- Activity -
The response should consist of the listing, repeated word for word.

- Data shown -
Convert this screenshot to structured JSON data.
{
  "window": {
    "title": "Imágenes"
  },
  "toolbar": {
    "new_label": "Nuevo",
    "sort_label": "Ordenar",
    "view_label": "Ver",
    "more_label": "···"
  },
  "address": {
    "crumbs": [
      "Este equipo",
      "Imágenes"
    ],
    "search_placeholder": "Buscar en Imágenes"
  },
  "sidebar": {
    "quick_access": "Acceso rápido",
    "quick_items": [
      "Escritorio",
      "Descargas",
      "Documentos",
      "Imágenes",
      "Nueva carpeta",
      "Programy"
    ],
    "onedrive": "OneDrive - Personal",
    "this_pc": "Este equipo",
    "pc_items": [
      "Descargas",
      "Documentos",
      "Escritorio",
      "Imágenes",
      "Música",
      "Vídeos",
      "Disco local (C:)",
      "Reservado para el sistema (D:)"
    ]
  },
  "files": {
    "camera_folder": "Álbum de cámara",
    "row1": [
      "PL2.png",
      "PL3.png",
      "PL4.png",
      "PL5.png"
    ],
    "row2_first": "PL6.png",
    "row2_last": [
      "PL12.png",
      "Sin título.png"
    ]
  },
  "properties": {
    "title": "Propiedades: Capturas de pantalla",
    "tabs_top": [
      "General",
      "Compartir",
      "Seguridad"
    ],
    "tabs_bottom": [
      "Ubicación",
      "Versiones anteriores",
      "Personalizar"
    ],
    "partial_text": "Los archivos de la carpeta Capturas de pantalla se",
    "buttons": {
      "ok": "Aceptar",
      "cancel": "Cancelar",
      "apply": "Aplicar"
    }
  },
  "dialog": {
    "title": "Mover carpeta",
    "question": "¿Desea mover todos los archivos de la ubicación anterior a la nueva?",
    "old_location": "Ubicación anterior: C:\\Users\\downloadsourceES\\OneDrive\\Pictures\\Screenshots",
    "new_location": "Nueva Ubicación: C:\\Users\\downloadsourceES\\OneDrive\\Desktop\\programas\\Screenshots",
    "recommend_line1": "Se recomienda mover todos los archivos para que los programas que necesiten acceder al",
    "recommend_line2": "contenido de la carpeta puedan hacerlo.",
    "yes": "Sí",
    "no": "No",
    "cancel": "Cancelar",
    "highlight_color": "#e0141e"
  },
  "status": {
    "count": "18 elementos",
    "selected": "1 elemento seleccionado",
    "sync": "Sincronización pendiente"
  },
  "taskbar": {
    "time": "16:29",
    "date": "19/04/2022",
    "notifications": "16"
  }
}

- Solution -
Convert this screenshot to structured JSON data.
{
  "window": {
    "title": "Imágenes"
  },
  "toolbar": {
    "new_label": "Nuevo",
    "sort_label": "Ordenar",
    "view_label": "Ver",
    "more_label": "···"
  },
  "address": {
    "crumbs": [
      "Este equipo",
      "Imágenes"
    ],
    "search_placeholder": "Buscar en Imágenes"
  },
  "sidebar": {
    "quick_access": "Acceso rápido",
    "quick_items": [
      "Escritorio",
      "Descargas",
      "Documentos",
      "Imágenes",
      "Nueva carpeta",
      "Programy"
    ],
    "onedrive": "OneDrive - Personal",
    "this_pc": "Este equipo",
    "pc_items": [
      "Descargas",
      "Documentos",
      "Escritorio",
      "Imágenes",
      "Música",
      "Vídeos",
      "Disco local (C:)",
      "Reservado para el sistema (D:)"
    ]
  },
  "files": {
    "camera_folder": "Álbum de cámara",
    "row1": [
      "PL2.png",
      "PL3.png",
      "PL4.png",
      "PL5.png"
    ],
    "row2_first": "PL6.png",
    "row2_last": [
      "PL12.png",
      "Sin título.png"
    ]
  },
  "properties": {
    "title": "Propiedades: Capturas de pantalla",
    "tabs_top": [
      "General",
      "Compartir",
      "Seguridad"
    ],
    "tabs_bottom": [
      "Ubicación",
      "Versiones anteriores",
      "Personalizar"
    ],
    "partial_text": "Los archivos de la carpeta Capturas de pantalla se",
    "buttons": {
      "ok": "Aceptar",
      "cancel": "Cancelar",
      "apply": "Aplicar"
    }
  },
  "dialog": {
    "title": "Mover carpeta",
    "question": "¿Desea mover todos los archivos de la ubicación anterior a la nueva?",
    "old_location": "Ubicación anterior: C:\\Users\\downloadsourceES\\OneDrive\\Pictures\\Screenshots",
    "new_location": "Nueva Ubicación: C:\\Users\\downloadsourceES\\OneDrive\\Desktop\\programas\\Screenshots",
    "recommend_line1": "Se recomienda mover todos los archivos para que los programas que necesiten acceder al",
    "recommend_line2": "contenido de la carpeta puedan hacerlo.",
    "yes": "Sí",
    "no": "No",
    "cancel": "Cancelar",
    "highlight_color": "#e0141e"
  },
  "status": {
    "count": "18 elementos",
    "selected": "1 elemento seleccionado",
    "sync": "Sincronización pendiente"
  },
  "taskbar": {
    "time": "16:29",
    "date": "19/04/2022",
    "notifications": "16"
  }
}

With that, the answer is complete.